Collected data entries:
## start

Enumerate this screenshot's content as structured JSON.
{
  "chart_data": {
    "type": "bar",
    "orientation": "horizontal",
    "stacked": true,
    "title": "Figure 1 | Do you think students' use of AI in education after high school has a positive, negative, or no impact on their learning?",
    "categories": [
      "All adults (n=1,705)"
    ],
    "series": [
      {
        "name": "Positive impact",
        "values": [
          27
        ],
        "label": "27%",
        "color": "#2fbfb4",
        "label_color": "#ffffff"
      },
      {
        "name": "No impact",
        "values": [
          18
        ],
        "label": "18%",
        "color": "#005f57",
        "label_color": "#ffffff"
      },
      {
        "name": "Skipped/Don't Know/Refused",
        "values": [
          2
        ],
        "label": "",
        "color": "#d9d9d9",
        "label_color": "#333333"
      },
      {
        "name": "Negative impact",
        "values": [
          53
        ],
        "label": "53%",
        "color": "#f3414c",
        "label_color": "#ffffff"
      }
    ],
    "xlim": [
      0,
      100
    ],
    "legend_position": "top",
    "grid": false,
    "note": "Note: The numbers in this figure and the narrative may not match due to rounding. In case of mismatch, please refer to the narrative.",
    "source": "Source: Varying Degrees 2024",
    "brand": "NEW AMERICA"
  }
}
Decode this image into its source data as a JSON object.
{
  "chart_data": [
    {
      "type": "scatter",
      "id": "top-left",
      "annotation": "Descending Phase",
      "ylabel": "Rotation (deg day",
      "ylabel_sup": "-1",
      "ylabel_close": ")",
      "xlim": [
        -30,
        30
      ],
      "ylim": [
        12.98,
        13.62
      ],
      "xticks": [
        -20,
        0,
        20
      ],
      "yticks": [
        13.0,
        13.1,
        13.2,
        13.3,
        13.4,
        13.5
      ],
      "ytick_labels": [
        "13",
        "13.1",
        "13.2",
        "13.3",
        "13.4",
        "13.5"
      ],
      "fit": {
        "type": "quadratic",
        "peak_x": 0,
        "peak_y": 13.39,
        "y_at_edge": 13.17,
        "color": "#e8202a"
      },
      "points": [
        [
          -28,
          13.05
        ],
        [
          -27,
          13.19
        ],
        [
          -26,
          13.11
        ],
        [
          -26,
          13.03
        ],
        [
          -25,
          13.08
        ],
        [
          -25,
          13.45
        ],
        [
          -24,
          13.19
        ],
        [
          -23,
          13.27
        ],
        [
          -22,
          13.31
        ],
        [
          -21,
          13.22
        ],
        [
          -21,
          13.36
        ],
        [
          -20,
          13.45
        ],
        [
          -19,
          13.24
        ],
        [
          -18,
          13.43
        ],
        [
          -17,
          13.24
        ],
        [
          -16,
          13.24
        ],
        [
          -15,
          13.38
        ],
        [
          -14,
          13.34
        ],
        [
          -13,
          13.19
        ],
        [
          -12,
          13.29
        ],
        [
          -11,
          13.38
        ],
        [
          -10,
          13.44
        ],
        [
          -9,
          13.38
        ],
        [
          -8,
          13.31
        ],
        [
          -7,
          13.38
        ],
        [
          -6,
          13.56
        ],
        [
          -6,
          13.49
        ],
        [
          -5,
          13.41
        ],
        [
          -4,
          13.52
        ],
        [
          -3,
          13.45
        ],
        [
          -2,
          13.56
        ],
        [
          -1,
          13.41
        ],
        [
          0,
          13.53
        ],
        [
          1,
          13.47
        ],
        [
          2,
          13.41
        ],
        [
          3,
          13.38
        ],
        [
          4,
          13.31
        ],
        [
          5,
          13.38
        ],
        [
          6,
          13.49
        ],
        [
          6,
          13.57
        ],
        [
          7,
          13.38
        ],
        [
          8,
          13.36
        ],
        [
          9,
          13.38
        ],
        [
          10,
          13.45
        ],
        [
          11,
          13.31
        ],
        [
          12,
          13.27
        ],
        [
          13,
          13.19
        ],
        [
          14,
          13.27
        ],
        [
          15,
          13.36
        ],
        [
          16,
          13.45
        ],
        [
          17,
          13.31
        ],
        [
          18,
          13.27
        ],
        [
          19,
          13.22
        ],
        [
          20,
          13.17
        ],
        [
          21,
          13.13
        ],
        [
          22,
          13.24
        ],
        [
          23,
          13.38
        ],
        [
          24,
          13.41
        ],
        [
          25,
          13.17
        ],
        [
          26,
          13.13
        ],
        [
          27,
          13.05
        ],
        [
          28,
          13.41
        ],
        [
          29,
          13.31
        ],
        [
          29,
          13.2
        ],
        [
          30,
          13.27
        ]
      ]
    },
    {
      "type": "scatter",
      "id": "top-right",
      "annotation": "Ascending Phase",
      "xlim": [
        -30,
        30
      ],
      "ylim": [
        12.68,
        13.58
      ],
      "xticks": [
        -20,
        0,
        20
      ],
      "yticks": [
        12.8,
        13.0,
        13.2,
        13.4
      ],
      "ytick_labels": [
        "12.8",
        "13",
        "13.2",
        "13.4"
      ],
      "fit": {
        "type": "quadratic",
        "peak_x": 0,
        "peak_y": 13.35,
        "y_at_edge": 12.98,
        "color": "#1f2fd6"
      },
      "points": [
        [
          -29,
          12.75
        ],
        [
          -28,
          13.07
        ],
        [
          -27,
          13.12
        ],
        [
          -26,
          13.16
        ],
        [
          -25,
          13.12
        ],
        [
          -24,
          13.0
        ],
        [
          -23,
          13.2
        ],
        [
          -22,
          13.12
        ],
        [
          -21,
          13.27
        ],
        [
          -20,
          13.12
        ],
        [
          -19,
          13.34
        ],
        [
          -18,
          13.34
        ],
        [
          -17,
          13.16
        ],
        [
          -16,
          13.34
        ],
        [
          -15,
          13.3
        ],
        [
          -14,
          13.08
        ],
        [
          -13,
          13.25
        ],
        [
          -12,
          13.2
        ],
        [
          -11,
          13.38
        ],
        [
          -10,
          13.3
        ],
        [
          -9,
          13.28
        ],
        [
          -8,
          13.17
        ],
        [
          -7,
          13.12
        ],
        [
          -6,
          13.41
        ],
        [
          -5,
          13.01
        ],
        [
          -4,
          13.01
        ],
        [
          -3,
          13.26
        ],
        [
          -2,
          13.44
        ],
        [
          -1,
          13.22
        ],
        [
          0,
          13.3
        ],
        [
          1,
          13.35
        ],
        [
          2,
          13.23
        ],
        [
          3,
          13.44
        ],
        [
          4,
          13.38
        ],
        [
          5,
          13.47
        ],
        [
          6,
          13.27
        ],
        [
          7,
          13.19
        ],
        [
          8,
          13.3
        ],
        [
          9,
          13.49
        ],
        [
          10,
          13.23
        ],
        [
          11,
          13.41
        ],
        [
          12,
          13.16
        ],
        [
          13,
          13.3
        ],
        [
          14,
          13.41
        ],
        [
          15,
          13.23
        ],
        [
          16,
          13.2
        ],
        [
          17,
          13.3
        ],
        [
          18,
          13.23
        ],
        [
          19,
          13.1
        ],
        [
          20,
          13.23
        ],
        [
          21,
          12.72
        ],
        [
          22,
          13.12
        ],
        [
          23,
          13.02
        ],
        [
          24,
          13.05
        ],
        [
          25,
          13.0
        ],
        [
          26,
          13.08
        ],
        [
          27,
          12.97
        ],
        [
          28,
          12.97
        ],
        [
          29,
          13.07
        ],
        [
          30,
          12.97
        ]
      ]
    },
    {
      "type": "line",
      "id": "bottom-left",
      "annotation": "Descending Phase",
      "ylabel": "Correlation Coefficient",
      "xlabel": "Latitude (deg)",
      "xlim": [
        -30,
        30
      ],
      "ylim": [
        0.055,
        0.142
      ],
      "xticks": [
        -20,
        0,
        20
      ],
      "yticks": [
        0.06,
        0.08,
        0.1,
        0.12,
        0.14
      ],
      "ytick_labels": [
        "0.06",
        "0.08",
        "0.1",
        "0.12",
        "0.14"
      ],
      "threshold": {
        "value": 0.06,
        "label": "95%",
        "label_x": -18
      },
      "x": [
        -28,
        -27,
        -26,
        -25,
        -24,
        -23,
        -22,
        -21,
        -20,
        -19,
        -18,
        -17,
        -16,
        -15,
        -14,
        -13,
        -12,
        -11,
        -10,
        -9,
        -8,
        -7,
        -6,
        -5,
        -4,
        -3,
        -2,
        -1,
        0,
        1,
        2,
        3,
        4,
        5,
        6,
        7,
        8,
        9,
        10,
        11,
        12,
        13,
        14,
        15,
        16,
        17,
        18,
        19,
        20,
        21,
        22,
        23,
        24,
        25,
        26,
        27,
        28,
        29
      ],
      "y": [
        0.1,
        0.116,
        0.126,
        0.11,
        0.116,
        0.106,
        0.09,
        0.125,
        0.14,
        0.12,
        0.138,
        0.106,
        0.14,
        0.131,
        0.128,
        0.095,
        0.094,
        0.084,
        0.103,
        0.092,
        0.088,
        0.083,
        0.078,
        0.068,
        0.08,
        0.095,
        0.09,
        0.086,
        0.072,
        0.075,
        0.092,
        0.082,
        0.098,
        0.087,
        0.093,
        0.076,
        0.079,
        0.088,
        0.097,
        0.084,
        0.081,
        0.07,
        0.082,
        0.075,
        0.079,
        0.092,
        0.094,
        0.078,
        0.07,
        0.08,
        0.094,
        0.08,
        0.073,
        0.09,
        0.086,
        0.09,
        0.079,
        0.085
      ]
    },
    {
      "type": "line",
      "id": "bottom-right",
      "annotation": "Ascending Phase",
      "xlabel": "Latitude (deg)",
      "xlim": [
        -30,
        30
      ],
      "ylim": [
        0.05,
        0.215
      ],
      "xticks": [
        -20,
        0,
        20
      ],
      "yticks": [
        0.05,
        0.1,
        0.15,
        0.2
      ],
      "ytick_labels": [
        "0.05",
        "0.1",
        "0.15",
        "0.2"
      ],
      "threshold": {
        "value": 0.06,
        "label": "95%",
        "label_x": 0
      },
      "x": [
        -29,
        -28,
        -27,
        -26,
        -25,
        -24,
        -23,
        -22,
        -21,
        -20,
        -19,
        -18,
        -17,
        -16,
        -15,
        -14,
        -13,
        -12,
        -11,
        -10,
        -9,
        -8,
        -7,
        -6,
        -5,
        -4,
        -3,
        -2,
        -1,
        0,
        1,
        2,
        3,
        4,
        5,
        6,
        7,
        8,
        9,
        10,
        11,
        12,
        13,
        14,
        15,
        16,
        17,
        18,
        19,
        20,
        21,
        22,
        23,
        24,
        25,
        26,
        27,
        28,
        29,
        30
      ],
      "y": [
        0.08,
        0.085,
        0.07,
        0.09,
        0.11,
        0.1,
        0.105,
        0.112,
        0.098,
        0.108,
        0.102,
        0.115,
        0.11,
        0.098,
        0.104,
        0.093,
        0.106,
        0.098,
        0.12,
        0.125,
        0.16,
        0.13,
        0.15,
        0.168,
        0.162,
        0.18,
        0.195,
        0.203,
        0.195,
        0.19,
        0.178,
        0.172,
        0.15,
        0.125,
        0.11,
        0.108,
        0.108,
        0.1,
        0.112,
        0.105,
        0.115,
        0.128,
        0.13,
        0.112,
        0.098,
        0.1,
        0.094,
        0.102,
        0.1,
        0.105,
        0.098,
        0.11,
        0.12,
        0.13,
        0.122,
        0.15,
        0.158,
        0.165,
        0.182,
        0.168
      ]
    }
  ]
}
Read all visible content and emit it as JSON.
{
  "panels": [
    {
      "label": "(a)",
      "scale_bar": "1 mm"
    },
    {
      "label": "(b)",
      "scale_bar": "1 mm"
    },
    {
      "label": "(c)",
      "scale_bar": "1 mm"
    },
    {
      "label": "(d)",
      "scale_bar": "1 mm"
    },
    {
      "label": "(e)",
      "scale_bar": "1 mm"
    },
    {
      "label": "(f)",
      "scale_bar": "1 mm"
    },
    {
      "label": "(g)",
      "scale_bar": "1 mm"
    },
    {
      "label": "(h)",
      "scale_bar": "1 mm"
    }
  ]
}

## end

_What this task involves_
Starting from the line with "Read all visible content and emit it as JSON." and ending with the final line of the data, quote every line exactly, both ends included.

_Problem solution_
Read all visible content and emit it as JSON.
{
  "panels": [
    {
      "label": "(a)",
      "scale_bar": "1 mm"
    },
    {
      "label": "(b)",
      "scale_bar": "1 mm"
    },
    {
      "label": "(c)",
      "scale_bar": "1 mm"
    },
    {
      "label": "(d)",
      "scale_bar": "1 mm"
    },
    {
      "label": "(e)",
      "scale_bar": "1 mm"
    },
    {
      "label": "(f)",
      "scale_bar": "1 mm"
    },
    {
      "label": "(g)",
      "scale_bar": "1 mm"
    },
    {
      "label": "(h)",
      "scale_bar": "1 mm"
    }
  ]
}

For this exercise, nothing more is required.